───── ENTRIES
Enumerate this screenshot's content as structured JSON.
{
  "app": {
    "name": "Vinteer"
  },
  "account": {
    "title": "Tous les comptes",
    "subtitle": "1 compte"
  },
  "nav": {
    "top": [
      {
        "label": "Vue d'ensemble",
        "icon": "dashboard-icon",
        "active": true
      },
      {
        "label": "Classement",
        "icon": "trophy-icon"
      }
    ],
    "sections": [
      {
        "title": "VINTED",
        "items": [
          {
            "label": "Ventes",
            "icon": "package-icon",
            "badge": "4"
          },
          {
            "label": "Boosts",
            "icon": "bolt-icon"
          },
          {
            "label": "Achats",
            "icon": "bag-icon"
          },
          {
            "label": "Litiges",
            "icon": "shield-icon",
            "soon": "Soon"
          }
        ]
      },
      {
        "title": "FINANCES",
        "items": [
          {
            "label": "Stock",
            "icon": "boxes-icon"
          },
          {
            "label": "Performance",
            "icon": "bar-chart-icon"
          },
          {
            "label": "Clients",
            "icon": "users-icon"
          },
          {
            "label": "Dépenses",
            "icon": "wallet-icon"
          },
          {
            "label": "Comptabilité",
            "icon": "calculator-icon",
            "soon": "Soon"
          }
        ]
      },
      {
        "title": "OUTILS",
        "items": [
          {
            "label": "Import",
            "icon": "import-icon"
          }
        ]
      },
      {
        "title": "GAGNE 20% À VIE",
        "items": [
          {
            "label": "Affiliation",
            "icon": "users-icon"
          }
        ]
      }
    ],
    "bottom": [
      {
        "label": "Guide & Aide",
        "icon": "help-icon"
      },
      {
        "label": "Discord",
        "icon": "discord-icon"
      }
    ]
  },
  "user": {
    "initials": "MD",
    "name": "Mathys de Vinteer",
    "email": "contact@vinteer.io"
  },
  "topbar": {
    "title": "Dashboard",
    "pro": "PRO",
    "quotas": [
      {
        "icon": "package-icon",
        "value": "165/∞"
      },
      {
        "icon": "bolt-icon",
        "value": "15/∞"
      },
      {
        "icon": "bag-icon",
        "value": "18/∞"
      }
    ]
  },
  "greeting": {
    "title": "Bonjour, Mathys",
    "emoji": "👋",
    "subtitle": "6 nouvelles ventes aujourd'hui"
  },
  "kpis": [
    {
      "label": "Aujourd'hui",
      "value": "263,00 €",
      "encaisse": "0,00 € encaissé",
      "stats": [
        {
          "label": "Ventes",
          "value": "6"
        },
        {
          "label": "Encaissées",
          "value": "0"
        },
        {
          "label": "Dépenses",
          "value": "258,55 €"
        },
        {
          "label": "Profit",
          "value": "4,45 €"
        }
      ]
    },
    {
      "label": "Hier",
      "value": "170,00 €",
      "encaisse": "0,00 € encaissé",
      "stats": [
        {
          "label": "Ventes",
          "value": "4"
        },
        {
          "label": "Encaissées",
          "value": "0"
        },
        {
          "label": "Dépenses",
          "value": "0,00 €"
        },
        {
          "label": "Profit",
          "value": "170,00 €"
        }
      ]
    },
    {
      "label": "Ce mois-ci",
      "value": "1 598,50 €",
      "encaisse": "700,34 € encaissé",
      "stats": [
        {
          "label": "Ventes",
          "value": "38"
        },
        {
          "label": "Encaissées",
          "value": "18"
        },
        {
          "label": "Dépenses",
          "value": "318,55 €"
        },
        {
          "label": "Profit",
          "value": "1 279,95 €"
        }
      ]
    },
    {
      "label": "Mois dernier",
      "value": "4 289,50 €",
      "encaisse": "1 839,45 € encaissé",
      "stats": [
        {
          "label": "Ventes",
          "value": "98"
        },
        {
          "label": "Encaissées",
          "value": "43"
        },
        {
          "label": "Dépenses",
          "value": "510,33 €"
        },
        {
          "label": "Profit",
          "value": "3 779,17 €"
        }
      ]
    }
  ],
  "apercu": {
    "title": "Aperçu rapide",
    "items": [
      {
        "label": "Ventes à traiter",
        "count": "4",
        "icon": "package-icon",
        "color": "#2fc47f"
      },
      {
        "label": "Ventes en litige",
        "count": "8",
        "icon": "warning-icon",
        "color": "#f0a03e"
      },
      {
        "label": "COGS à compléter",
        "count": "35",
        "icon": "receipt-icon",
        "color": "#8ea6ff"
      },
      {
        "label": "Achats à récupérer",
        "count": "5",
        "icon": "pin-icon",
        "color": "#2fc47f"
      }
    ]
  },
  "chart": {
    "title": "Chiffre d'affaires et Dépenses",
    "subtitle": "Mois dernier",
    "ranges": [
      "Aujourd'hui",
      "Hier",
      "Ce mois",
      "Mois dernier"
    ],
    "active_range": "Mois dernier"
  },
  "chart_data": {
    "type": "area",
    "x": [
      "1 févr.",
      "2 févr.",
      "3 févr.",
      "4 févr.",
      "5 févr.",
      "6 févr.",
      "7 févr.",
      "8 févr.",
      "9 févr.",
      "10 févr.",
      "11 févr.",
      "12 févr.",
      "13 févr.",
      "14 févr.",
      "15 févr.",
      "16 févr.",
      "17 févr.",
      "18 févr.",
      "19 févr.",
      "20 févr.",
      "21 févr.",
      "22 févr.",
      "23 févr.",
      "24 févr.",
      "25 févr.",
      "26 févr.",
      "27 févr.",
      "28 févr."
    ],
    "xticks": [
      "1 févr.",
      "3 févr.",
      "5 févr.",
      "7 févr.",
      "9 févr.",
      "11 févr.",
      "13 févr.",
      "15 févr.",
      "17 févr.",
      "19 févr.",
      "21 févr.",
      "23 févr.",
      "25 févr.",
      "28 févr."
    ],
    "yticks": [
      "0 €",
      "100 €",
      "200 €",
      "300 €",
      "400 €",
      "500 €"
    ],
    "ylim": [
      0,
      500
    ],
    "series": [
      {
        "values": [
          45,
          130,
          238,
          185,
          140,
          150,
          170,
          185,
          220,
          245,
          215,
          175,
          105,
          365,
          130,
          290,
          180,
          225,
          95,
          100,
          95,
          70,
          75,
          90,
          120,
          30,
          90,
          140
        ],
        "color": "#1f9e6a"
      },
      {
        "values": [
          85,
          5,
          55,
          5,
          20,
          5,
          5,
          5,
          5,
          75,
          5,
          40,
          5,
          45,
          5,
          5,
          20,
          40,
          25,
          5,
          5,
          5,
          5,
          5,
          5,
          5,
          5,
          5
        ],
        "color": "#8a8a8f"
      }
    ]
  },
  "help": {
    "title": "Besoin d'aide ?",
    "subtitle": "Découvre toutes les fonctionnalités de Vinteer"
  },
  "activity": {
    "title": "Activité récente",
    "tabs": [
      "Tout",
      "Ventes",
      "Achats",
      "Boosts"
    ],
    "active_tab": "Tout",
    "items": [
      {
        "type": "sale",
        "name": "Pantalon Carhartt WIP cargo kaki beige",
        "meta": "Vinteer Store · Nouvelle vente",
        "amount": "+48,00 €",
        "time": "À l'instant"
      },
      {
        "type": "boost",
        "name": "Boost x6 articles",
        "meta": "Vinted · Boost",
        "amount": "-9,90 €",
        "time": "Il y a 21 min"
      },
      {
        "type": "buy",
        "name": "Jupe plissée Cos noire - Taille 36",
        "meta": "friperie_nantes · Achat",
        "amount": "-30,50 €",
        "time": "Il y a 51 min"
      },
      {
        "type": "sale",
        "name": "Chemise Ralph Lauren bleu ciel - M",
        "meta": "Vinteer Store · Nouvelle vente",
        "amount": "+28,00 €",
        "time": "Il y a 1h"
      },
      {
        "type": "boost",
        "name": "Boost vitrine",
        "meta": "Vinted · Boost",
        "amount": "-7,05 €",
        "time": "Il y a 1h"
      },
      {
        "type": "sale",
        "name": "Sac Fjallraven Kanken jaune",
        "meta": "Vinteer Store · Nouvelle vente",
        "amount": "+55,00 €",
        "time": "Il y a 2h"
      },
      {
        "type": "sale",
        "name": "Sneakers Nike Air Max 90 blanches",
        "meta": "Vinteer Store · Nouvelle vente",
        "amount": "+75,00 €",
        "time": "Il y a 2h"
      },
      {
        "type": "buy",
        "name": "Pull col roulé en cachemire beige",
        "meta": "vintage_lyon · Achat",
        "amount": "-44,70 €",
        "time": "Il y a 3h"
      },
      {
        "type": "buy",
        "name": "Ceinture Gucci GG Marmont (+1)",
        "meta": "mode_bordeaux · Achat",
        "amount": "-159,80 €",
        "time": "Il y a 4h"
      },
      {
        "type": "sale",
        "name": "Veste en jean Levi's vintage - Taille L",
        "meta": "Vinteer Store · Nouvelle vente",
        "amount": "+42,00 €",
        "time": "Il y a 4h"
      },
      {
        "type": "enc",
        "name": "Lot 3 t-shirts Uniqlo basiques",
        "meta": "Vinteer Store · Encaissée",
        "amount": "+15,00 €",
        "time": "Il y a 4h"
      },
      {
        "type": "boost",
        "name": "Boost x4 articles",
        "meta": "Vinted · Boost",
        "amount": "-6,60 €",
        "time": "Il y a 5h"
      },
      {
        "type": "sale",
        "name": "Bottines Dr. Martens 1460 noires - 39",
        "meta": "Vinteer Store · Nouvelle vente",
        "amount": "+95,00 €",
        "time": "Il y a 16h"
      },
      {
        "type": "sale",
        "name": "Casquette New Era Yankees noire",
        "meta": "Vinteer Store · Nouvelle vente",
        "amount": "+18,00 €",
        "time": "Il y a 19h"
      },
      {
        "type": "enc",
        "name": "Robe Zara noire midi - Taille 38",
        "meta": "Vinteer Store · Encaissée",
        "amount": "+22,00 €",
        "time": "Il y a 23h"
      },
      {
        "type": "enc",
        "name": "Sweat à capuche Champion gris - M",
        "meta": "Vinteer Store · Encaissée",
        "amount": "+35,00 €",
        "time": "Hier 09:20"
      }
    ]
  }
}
──────────
JOB: Using the entries above, find all lines with "encaisse". Copy them.

ANSWER BELOW:
      "encaisse": "0,00 € encaissé",
      "encaisse": "0,00 € encaissé",
      "encaisse": "700,34 € encaissé",
      "encaisse": "1 839,45 € encaissé",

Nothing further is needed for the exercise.